[Rows from a figure dataset]
━━━━━━━━

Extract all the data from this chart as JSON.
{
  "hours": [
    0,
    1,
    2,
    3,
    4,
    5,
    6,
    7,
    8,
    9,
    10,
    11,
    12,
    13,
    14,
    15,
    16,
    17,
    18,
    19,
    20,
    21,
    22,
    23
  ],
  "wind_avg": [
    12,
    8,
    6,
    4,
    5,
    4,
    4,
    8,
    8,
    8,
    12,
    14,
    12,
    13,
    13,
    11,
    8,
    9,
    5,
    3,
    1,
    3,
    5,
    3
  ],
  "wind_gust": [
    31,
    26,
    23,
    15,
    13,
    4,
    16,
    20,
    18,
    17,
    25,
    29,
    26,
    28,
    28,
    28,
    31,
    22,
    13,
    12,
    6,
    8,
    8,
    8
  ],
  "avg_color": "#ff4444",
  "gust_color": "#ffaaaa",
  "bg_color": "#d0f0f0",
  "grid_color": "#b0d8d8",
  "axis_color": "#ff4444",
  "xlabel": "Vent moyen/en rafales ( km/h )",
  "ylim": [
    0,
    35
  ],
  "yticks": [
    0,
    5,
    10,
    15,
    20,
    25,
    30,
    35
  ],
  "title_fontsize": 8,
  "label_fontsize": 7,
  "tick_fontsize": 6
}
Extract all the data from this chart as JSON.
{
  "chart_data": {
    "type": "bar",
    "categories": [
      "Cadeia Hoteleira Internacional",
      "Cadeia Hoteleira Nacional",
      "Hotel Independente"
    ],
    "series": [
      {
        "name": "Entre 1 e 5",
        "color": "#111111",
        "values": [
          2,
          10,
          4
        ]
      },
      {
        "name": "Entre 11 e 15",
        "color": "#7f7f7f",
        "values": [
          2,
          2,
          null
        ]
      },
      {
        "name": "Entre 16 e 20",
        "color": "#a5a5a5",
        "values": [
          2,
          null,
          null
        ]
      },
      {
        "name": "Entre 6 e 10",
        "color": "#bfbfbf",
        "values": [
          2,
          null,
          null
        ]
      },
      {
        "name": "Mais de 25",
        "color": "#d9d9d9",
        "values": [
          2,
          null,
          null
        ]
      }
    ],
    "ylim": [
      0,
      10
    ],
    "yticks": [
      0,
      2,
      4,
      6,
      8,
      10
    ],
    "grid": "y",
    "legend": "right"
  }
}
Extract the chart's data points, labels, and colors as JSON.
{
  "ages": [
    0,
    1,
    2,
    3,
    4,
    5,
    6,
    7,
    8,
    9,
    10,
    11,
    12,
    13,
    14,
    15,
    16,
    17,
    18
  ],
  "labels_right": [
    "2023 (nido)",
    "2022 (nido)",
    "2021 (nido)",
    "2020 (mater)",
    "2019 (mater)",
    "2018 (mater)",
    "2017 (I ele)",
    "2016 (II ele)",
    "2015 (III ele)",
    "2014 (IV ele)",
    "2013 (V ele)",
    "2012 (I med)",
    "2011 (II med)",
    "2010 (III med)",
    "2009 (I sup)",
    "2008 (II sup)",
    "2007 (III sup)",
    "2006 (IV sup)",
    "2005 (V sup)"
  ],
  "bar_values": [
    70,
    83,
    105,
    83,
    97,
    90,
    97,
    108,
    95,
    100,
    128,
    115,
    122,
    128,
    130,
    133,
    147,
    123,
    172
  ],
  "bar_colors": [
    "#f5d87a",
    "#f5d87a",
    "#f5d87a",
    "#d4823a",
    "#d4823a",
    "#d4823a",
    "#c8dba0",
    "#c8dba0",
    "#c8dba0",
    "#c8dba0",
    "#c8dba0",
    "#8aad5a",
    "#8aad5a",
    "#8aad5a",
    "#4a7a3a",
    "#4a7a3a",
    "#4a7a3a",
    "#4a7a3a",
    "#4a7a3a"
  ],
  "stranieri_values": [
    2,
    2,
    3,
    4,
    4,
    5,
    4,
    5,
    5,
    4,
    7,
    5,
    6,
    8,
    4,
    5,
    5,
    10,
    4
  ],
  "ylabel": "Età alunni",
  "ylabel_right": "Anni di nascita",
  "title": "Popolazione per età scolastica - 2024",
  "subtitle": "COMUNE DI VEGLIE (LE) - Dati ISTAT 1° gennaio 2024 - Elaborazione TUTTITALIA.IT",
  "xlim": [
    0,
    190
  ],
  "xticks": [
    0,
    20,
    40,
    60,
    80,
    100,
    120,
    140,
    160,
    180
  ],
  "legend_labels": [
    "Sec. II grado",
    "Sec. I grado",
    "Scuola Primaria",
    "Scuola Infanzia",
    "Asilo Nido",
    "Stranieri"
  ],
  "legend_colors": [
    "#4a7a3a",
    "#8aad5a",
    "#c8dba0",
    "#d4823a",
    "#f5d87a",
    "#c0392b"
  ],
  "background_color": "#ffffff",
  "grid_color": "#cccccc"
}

━━━━━━━━

**Required work:**
All of the entries above need to be reproduced exactly.

**Problem solution:**
Extract all the data from this chart as JSON.
{
  "hours": [
    0,
    1,
    2,
    3,
    4,
    5,
    6,
    7,
    8,
    9,
    10,
    11,
    12,
    13,
    14,
    15,
    16,
    17,
    18,
    19,
    20,
    21,
    22,
    23
  ],
  "wind_avg": [
    12,
    8,
    6,
    4,
    5,
    4,
    4,
    8,
    8,
    8,
    12,
    14,
    12,
    13,
    13,
    11,
    8,
    9,
    5,
    3,
    1,
    3,
    5,
    3
  ],
  "wind_gust": [
    31,
    26,
    23,
    15,
    13,
    4,
    16,
    20,
    18,
    17,
    25,
    29,
    26,
    28,
    28,
    28,
    31,
    22,
    13,
    12,
    6,
    8,
    8,
    8
  ],
  "avg_color": "#ff4444",
  "gust_color": "#ffaaaa",
  "bg_color": "#d0f0f0",
  "grid_color": "#b0d8d8",
  "axis_color": "#ff4444",
  "xlabel": "Vent moyen/en rafales ( km/h )",
  "ylim": [
    0,
    35
  ],
  "yticks": [
    0,
    5,
    10,
    15,
    20,
    25,
    30,
    35
  ],
  "title_fontsize": 8,
  "label_fontsize": 7,
  "tick_fontsize": 6
}
Extract all the data from this chart as JSON.
{
  "chart_data": {
    "type": "bar",
    "categories": [
      "Cadeia Hoteleira Internacional",
      "Cadeia Hoteleira Nacional",
      "Hotel Independente"
    ],
    "series": [
      {
        "name": "Entre 1 e 5",
        "color": "#111111",
        "values": [
          2,
          10,
          4
        ]
      },
      {
        "name": "Entre 11 e 15",
        "color": "#7f7f7f",
        "values": [
          2,
          2,
          null
        ]
      },
      {
        "name": "Entre 16 e 20",
        "color": "#a5a5a5",
        "values": [
          2,
          null,
          null
        ]
      },
      {
        "name": "Entre 6 e 10",
        "color": "#bfbfbf",
        "values": [
          2,
          null,
          null
        ]
      },
      {
        "name": "Mais de 25",
        "color": "#d9d9d9",
        "values": [
          2,
          null,
          null
        ]
      }
    ],
    "ylim": [
      0,
      10
    ],
    "yticks": [
      0,
      2,
      4,
      6,
      8,
      10
    ],
    "grid": "y",
    "legend": "right"
  }
}
Extract the chart's data points, labels, and colors as JSON.
{
  "ages": [
    0,
    1,
    2,
    3,
    4,
    5,
    6,
    7,
    8,
    9,
    10,
    11,
    12,
    13,
    14,
    15,
    16,
    17,
    18
  ],
  "labels_right": [
    "2023 (nido)",
    "2022 (nido)",
    "2021 (nido)",
    "2020 (mater)",
    "2019 (mater)",
    "2018 (mater)",
    "2017 (I ele)",
    "2016 (II ele)",
    "2015 (III ele)",
    "2014 (IV ele)",
    "2013 (V ele)",
    "2012 (I med)",
    "2011 (II med)",
    "2010 (III med)",
    "2009 (I sup)",
    "2008 (II sup)",
    "2007 (III sup)",
    "2006 (IV sup)",
    "2005 (V sup)"
  ],
  "bar_values": [
    70,
    83,
    105,
    83,
    97,
    90,
    97,
    108,
    95,
    100,
    128,
    115,
    122,
    128,
    130,
    133,
    147,
    123,
    172
  ],
  "bar_colors": [
    "#f5d87a",
    "#f5d87a",
    "#f5d87a",
    "#d4823a",
    "#d4823a",
    "#d4823a",
    "#c8dba0",
    "#c8dba0",
    "#c8dba0",
    "#c8dba0",
    "#c8dba0",
    "#8aad5a",
    "#8aad5a",
    "#8aad5a",
    "#4a7a3a",
    "#4a7a3a",
    "#4a7a3a",
    "#4a7a3a",
    "#4a7a3a"
  ],
  "stranieri_values": [
    2,
    2,
    3,
    4,
    4,
    5,
    4,
    5,
    5,
    4,
    7,
    5,
    6,
    8,
    4,
    5,
    5,
    10,
    4
  ],
  "ylabel": "Età alunni",
  "ylabel_right": "Anni di nascita",
  "title": "Popolazione per età scolastica - 2024",
  "subtitle": "COMUNE DI VEGLIE (LE) - Dati ISTAT 1° gennaio 2024 - Elaborazione TUTTITALIA.IT",
  "xlim": [
    0,
    190
  ],
  "xticks": [
    0,
    20,
    40,
    60,
    80,
    100,
    120,
    140,
    160,
    180
  ],
  "legend_labels": [
    "Sec. II grado",
    "Sec. I grado",
    "Scuola Primaria",
    "Scuola Infanzia",
    "Asilo Nido",
    "Stranieri"
  ],
  "legend_colors": [
    "#4a7a3a",
    "#8aad5a",
    "#c8dba0",
    "#d4823a",
    "#f5d87a",
    "#c0392b"
  ],
  "background_color": "#ffffff",
  "grid_color": "#cccccc"
}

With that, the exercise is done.